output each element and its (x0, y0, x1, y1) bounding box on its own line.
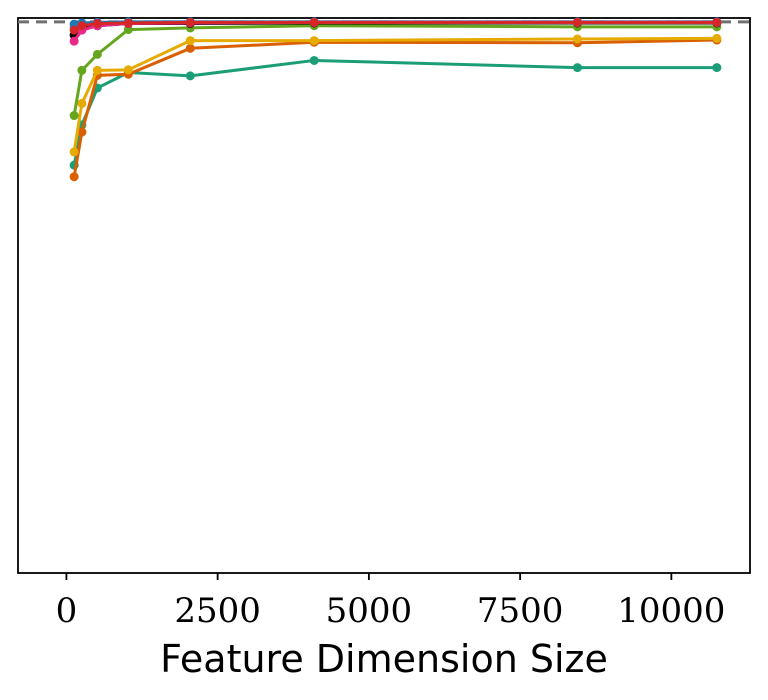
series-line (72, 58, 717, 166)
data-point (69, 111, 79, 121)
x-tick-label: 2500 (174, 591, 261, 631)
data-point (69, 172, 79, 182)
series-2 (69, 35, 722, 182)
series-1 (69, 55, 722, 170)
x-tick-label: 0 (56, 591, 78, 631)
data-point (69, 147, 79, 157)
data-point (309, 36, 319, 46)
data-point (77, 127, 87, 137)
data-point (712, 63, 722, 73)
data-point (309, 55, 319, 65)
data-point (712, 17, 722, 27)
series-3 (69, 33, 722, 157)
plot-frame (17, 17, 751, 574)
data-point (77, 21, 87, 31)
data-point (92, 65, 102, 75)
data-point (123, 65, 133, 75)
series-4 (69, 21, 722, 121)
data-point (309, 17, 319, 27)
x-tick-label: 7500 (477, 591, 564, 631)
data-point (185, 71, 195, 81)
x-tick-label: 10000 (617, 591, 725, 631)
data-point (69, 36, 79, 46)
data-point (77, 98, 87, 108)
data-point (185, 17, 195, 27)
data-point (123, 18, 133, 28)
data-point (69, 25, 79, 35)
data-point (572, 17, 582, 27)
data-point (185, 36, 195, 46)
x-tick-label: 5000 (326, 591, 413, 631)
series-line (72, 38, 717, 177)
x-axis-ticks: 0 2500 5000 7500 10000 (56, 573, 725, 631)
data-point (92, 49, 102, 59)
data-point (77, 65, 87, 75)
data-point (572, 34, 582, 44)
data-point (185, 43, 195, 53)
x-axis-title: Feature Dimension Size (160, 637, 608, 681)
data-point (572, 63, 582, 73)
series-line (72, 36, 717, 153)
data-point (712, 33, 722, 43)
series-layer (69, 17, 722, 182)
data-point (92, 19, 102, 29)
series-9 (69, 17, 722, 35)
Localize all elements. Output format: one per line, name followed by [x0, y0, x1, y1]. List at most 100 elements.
***
◆ Work to be completed ◆
Report in full each line above that contains the string "series", treating uppercase and lowercase letters as different.

◆ Response to the exercise ◆
series-line (72, 58, 717, 166)
series-2 (69, 35, 722, 182)
series-1 (69, 55, 722, 170)
series-3 (69, 33, 722, 157)
series-4 (69, 21, 722, 121)
series-line (72, 38, 717, 177)
series-line (72, 36, 717, 153)
series-layer (69, 17, 722, 182)
series-9 (69, 17, 722, 35)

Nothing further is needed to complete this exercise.